INFORMATION PROVIDED —
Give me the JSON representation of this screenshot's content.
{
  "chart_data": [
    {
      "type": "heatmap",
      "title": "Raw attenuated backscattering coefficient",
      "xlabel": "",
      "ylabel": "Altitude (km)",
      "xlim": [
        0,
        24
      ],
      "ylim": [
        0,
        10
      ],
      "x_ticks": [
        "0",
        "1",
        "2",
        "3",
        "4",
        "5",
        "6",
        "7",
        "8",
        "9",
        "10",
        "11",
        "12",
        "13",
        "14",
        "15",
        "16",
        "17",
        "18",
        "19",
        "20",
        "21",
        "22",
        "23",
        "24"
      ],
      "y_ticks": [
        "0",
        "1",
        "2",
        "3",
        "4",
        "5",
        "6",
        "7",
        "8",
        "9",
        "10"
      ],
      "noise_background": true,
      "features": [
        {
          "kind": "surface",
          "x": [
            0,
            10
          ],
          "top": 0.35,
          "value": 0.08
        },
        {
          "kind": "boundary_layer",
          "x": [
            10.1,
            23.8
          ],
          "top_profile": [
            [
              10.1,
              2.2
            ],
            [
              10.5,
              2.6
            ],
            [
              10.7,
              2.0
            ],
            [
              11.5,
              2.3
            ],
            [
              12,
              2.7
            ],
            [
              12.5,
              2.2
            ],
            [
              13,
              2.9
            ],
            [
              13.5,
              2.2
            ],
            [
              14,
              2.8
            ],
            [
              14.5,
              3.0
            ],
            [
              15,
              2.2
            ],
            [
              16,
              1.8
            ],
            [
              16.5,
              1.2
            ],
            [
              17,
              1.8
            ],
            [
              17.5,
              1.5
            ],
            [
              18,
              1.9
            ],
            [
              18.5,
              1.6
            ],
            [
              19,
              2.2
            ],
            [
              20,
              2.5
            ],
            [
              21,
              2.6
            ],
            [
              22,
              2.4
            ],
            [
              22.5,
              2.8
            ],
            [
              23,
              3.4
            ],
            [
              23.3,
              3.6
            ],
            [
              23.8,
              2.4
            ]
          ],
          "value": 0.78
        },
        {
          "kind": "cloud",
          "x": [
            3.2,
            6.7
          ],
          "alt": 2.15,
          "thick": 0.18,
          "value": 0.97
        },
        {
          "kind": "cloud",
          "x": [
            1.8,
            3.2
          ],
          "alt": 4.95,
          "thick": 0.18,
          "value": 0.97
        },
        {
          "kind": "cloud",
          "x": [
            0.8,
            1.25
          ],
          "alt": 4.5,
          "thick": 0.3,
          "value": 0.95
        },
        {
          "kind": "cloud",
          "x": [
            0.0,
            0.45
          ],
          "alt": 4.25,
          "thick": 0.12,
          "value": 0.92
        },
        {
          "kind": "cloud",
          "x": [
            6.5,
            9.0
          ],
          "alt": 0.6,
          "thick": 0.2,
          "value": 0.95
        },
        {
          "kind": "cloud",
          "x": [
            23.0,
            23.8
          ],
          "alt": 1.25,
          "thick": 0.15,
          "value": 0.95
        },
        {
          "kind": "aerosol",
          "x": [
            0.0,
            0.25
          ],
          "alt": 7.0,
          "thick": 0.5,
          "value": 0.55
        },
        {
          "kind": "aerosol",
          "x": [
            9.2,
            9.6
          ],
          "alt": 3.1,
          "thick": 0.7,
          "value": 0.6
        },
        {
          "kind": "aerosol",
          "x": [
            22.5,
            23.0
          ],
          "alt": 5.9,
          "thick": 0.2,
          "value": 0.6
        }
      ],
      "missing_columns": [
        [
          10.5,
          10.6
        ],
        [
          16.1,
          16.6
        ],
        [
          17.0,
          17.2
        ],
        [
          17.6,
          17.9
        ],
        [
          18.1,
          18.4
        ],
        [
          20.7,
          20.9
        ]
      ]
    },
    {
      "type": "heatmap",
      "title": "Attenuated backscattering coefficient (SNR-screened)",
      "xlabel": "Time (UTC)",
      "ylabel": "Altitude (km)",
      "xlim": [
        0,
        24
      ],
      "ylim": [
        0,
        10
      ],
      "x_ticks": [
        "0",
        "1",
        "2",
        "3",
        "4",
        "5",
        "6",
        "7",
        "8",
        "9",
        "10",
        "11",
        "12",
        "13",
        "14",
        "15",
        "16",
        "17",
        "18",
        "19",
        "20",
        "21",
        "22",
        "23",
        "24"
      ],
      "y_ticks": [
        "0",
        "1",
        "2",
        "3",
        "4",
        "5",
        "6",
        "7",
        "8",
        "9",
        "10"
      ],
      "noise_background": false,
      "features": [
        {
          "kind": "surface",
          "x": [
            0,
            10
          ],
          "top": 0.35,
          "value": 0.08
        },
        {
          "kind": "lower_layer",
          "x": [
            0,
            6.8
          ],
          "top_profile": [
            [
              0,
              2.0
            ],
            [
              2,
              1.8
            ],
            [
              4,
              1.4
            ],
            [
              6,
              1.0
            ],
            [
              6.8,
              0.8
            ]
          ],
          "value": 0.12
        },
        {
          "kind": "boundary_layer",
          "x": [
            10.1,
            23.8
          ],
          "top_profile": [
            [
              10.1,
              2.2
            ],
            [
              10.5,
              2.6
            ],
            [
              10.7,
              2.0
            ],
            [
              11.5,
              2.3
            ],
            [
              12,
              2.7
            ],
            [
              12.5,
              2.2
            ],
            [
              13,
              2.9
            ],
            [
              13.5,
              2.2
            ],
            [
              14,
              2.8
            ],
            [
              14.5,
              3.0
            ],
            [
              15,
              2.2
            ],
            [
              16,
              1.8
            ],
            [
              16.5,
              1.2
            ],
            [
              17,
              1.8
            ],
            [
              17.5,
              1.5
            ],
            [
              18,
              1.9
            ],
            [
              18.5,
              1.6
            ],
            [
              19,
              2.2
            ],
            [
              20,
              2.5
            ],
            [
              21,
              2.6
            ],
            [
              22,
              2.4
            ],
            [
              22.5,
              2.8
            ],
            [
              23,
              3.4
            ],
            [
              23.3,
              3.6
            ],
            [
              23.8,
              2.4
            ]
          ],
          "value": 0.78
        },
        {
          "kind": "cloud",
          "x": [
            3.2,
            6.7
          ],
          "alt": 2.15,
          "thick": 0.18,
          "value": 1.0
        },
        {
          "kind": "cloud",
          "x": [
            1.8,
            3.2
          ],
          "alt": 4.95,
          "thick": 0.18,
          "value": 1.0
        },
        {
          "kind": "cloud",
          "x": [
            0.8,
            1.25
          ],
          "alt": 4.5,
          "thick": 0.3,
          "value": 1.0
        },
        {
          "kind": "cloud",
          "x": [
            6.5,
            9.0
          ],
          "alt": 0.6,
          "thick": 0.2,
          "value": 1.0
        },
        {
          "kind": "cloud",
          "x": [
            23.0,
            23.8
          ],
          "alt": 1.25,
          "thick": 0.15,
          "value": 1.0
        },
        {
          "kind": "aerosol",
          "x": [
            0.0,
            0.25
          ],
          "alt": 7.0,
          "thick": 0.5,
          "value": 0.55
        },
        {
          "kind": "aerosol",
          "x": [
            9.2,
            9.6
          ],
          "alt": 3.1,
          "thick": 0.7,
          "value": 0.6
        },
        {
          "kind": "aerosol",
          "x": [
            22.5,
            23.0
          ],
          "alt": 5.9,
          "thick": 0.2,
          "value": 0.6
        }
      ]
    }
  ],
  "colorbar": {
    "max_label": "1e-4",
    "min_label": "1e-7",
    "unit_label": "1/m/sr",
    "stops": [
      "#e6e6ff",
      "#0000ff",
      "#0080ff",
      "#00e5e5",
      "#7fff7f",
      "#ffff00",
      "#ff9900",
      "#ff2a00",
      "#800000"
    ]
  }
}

SET EXERCISE — Return each entry from the material above exactly as it appears.

RESULT OF THE EXERCISE —
Give me the JSON representation of this screenshot's content.
{
  "chart_data": [
    {
      "type": "heatmap",
      "title": "Raw attenuated backscattering coefficient",
      "xlabel": "",
      "ylabel": "Altitude (km)",
      "xlim": [
        0,
        24
      ],
      "ylim": [
        0,
        10
      ],
      "x_ticks": [
        "0",
        "1",
        "2",
        "3",
        "4",
        "5",
        "6",
        "7",
        "8",
        "9",
        "10",
        "11",
        "12",
        "13",
        "14",
        "15",
        "16",
        "17",
        "18",
        "19",
        "20",
        "21",
        "22",
        "23",
        "24"
      ],
      "y_ticks": [
        "0",
        "1",
        "2",
        "3",
        "4",
        "5",
        "6",
        "7",
        "8",
        "9",
        "10"
      ],
      "noise_background": true,
      "features": [
        {
          "kind": "surface",
          "x": [
            0,
            10
          ],
          "top": 0.35,
          "value": 0.08
        },
        {
          "kind": "boundary_layer",
          "x": [
            10.1,
            23.8
          ],
          "top_profile": [
            [
              10.1,
              2.2
            ],
            [
              10.5,
              2.6
            ],
            [
              10.7,
              2.0
            ],
            [
              11.5,
              2.3
            ],
            [
              12,
              2.7
            ],
            [
              12.5,
              2.2
            ],
            [
              13,
              2.9
            ],
            [
              13.5,
              2.2
            ],
            [
              14,
              2.8
            ],
            [
              14.5,
              3.0
            ],
            [
              15,
              2.2
            ],
            [
              16,
              1.8
            ],
            [
              16.5,
              1.2
            ],
            [
              17,
              1.8
            ],
            [
              17.5,
              1.5
            ],
            [
              18,
              1.9
            ],
            [
              18.5,
              1.6
            ],
            [
              19,
              2.2
            ],
            [
              20,
              2.5
            ],
            [
              21,
              2.6
            ],
            [
              22,
              2.4
            ],
            [
              22.5,
              2.8
            ],
            [
              23,
              3.4
            ],
            [
              23.3,
              3.6
            ],
            [
              23.8,
              2.4
            ]
          ],
          "value": 0.78
        },
        {
          "kind": "cloud",
          "x": [
            3.2,
            6.7
          ],
          "alt": 2.15,
          "thick": 0.18,
          "value": 0.97
        },
        {
          "kind": "cloud",
          "x": [
            1.8,
            3.2
          ],
          "alt": 4.95,
          "thick": 0.18,
          "value": 0.97
        },
        {
          "kind": "cloud",
          "x": [
            0.8,
            1.25
          ],
          "alt": 4.5,
          "thick": 0.3,
          "value": 0.95
        },
        {
          "kind": "cloud",
          "x": [
            0.0,
            0.45
          ],
          "alt": 4.25,
          "thick": 0.12,
          "value": 0.92
        },
        {
          "kind": "cloud",
          "x": [
            6.5,
            9.0
          ],
          "alt": 0.6,
          "thick": 0.2,
          "value": 0.95
        },
        {
          "kind": "cloud",
          "x": [
            23.0,
            23.8
          ],
          "alt": 1.25,
          "thick": 0.15,
          "value": 0.95
        },
        {
          "kind": "aerosol",
          "x": [
            0.0,
            0.25
          ],
          "alt": 7.0,
          "thick": 0.5,
          "value": 0.55
        },
        {
          "kind": "aerosol",
          "x": [
            9.2,
            9.6
          ],
          "alt": 3.1,
          "thick": 0.7,
          "value": 0.6
        },
        {
          "kind": "aerosol",
          "x": [
            22.5,
            23.0
          ],
          "alt": 5.9,
          "thick": 0.2,
          "value": 0.6
        }
      ],
      "missing_columns": [
        [
          10.5,
          10.6
        ],
        [
          16.1,
          16.6
        ],
        [
          17.0,
          17.2
        ],
        [
          17.6,
          17.9
        ],
        [
          18.1,
          18.4
        ],
        [
          20.7,
          20.9
        ]
      ]
    },
    {
      "type": "heatmap",
      "title": "Attenuated backscattering coefficient (SNR-screened)",
      "xlabel": "Time (UTC)",
      "ylabel": "Altitude (km)",
      "xlim": [
        0,
        24
      ],
      "ylim": [
        0,
        10
      ],
      "x_ticks": [
        "0",
        "1",
        "2",
        "3",
        "4",
        "5",
        "6",
        "7",
        "8",
        "9",
        "10",
        "11",
        "12",
        "13",
        "14",
        "15",
        "16",
        "17",
        "18",
        "19",
        "20",
        "21",
        "22",
        "23",
        "24"
      ],
      "y_ticks": [
        "0",
        "1",
        "2",
        "3",
        "4",
        "5",
        "6",
        "7",
        "8",
        "9",
        "10"
      ],
      "noise_background": false,
      "features": [
        {
          "kind": "surface",
          "x": [
            0,
            10
          ],
          "top": 0.35,
          "value": 0.08
        },
        {
          "kind": "lower_layer",
          "x": [
            0,
            6.8
          ],
          "top_profile": [
            [
              0,
              2.0
            ],
            [
              2,
              1.8
            ],
            [
              4,
              1.4
            ],
            [
              6,
              1.0
            ],
            [
              6.8,
              0.8
            ]
          ],
          "value": 0.12
        },
        {
          "kind": "boundary_layer",
          "x": [
            10.1,
            23.8
          ],
          "top_profile": [
            [
              10.1,
              2.2
            ],
            [
              10.5,
              2.6
            ],
            [
              10.7,
              2.0
            ],
            [
              11.5,
              2.3
            ],
            [
              12,
              2.7
            ],
            [
              12.5,
              2.2
            ],
            [
              13,
              2.9
            ],
            [
              13.5,
              2.2
            ],
            [
              14,
              2.8
            ],
            [
              14.5,
              3.0
            ],
            [
              15,
              2.2
            ],
            [
              16,
              1.8
            ],
            [
              16.5,
              1.2
            ],
            [
              17,
              1.8
            ],
            [
              17.5,
              1.5
            ],
            [
              18,
              1.9
            ],
            [
              18.5,
              1.6
            ],
            [
              19,
              2.2
            ],
            [
              20,
              2.5
            ],
            [
              21,
              2.6
            ],
            [
              22,
              2.4
            ],
            [
              22.5,
              2.8
            ],
            [
              23,
              3.4
            ],
            [
              23.3,
              3.6
            ],
            [
              23.8,
              2.4
            ]
          ],
          "value": 0.78
        },
        {
          "kind": "cloud",
          "x": [
            3.2,
            6.7
          ],
          "alt": 2.15,
          "thick": 0.18,
          "value": 1.0
        },
        {
          "kind": "cloud",
          "x": [
            1.8,
            3.2
          ],
          "alt": 4.95,
          "thick": 0.18,
          "value": 1.0
        },
        {
          "kind": "cloud",
          "x": [
            0.8,
            1.25
          ],
          "alt": 4.5,
          "thick": 0.3,
          "value": 1.0
        },
        {
          "kind": "cloud",
          "x": [
            6.5,
            9.0
          ],
          "alt": 0.6,
          "thick": 0.2,
          "value": 1.0
        },
        {
          "kind": "cloud",
          "x": [
            23.0,
            23.8
          ],
          "alt": 1.25,
          "thick": 0.15,
          "value": 1.0
        },
        {
          "kind": "aerosol",
          "x": [
            0.0,
            0.25
          ],
          "alt": 7.0,
          "thick": 0.5,
          "value": 0.55
        },
        {
          "kind": "aerosol",
          "x": [
            9.2,
            9.6
          ],
          "alt": 3.1,
          "thick": 0.7,
          "value": 0.6
        },
        {
          "kind": "aerosol",
          "x": [
            22.5,
            23.0
          ],
          "alt": 5.9,
          "thick": 0.2,
          "value": 0.6
        }
      ]
    }
  ],
  "colorbar": {
    "max_label": "1e-4",
    "min_label": "1e-7",
    "unit_label": "1/m/sr",
    "stops": [
      "#e6e6ff",
      "#0000ff",
      "#0080ff",
      "#00e5e5",
      "#7fff7f",
      "#ffff00",
      "#ff9900",
      "#ff2a00",
      "#800000"
    ]
  }
}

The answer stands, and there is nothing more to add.